# Source records:

• • • • •

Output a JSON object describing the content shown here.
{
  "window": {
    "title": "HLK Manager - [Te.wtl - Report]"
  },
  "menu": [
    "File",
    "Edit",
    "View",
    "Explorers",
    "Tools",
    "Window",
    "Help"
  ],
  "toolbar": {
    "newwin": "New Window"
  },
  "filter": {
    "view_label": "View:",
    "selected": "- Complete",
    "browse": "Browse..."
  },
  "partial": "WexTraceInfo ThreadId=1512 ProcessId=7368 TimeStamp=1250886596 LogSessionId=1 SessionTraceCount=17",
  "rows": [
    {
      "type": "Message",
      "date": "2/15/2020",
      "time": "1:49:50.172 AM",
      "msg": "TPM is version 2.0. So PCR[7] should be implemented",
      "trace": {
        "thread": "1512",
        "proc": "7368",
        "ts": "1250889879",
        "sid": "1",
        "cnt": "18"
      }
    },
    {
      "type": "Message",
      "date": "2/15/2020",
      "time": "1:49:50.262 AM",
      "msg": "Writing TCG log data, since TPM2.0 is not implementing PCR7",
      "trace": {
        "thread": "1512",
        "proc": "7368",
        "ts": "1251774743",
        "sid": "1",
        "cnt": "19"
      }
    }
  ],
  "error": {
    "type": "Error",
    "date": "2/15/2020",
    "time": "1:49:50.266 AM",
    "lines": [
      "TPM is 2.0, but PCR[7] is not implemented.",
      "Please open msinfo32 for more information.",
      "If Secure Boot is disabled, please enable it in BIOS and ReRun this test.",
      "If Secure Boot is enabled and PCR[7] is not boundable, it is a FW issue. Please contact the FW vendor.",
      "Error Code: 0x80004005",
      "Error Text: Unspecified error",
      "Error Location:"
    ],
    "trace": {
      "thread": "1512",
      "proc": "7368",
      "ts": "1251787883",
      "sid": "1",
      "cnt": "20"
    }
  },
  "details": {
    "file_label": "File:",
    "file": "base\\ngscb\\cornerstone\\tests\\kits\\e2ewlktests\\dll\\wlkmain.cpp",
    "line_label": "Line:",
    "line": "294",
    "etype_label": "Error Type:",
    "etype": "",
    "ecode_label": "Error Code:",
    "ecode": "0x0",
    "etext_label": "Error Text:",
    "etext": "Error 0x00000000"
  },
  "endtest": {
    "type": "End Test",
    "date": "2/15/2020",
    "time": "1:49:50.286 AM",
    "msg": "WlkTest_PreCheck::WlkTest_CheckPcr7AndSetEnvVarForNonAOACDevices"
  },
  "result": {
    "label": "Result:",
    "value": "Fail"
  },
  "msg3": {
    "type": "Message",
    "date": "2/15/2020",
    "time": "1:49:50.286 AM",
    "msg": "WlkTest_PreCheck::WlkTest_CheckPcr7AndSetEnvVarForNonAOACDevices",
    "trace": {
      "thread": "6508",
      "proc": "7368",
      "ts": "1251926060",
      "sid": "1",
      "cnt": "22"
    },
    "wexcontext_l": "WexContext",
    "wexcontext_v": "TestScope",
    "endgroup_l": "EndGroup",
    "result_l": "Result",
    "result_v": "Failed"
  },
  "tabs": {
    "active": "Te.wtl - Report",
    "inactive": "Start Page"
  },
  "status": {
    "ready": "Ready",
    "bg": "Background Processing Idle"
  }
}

• • • • •

Reproduce the material precisely, including every line.

Output a JSON object describing the content shown here.
{
  "window": {
    "title": "HLK Manager - [Te.wtl - Report]"
  },
  "menu": [
    "File",
    "Edit",
    "View",
    "Explorers",
    "Tools",
    "Window",
    "Help"
  ],
  "toolbar": {
    "newwin": "New Window"
  },
  "filter": {
    "view_label": "View:",
    "selected": "- Complete",
    "browse": "Browse..."
  },
  "partial": "WexTraceInfo ThreadId=1512 ProcessId=7368 TimeStamp=1250886596 LogSessionId=1 SessionTraceCount=17",
  "rows": [
    {
      "type": "Message",
      "date": "2/15/2020",
      "time": "1:49:50.172 AM",
      "msg": "TPM is version 2.0. So PCR[7] should be implemented",
      "trace": {
        "thread": "1512",
        "proc": "7368",
        "ts": "1250889879",
        "sid": "1",
        "cnt": "18"
      }
    },
    {
      "type": "Message",
      "date": "2/15/2020",
      "time": "1:49:50.262 AM",
      "msg": "Writing TCG log data, since TPM2.0 is not implementing PCR7",
      "trace": {
        "thread": "1512",
        "proc": "7368",
        "ts": "1251774743",
        "sid": "1",
        "cnt": "19"
      }
    }
  ],
  "error": {
    "type": "Error",
    "date": "2/15/2020",
    "time": "1:49:50.266 AM",
    "lines": [
      "TPM is 2.0, but PCR[7] is not implemented.",
      "Please open msinfo32 for more information.",
      "If Secure Boot is disabled, please enable it in BIOS and ReRun this test.",
      "If Secure Boot is enabled and PCR[7] is not boundable, it is a FW issue. Please contact the FW vendor.",
      "Error Code: 0x80004005",
      "Error Text: Unspecified error",
      "Error Location:"
    ],
    "trace": {
      "thread": "1512",
      "proc": "7368",
      "ts": "1251787883",
      "sid": "1",
      "cnt": "20"
    }
  },
  "details": {
    "file_label": "File:",
    "file": "base\\ngscb\\cornerstone\\tests\\kits\\e2ewlktests\\dll\\wlkmain.cpp",
    "line_label": "Line:",
    "line": "294",
    "etype_label": "Error Type:",
    "etype": "",
    "ecode_label": "Error Code:",
    "ecode": "0x0",
    "etext_label": "Error Text:",
    "etext": "Error 0x00000000"
  },
  "endtest": {
    "type": "End Test",
    "date": "2/15/2020",
    "time": "1:49:50.286 AM",
    "msg": "WlkTest_PreCheck::WlkTest_CheckPcr7AndSetEnvVarForNonAOACDevices"
  },
  "result": {
    "label": "Result:",
    "value": "Fail"
  },
  "msg3": {
    "type": "Message",
    "date": "2/15/2020",
    "time": "1:49:50.286 AM",
    "msg": "WlkTest_PreCheck::WlkTest_CheckPcr7AndSetEnvVarForNonAOACDevices",
    "trace": {
      "thread": "6508",
      "proc": "7368",
      "ts": "1251926060",
      "sid": "1",
      "cnt": "22"
    },
    "wexcontext_l": "WexContext",
    "wexcontext_v": "TestScope",
    "endgroup_l": "EndGroup",
    "result_l": "Result",
    "result_v": "Failed"
  },
  "tabs": {
    "active": "Te.wtl - Report",
    "inactive": "Start Page"
  },
  "status": {
    "ready": "Ready",
    "bg": "Background Processing Idle"
  }
}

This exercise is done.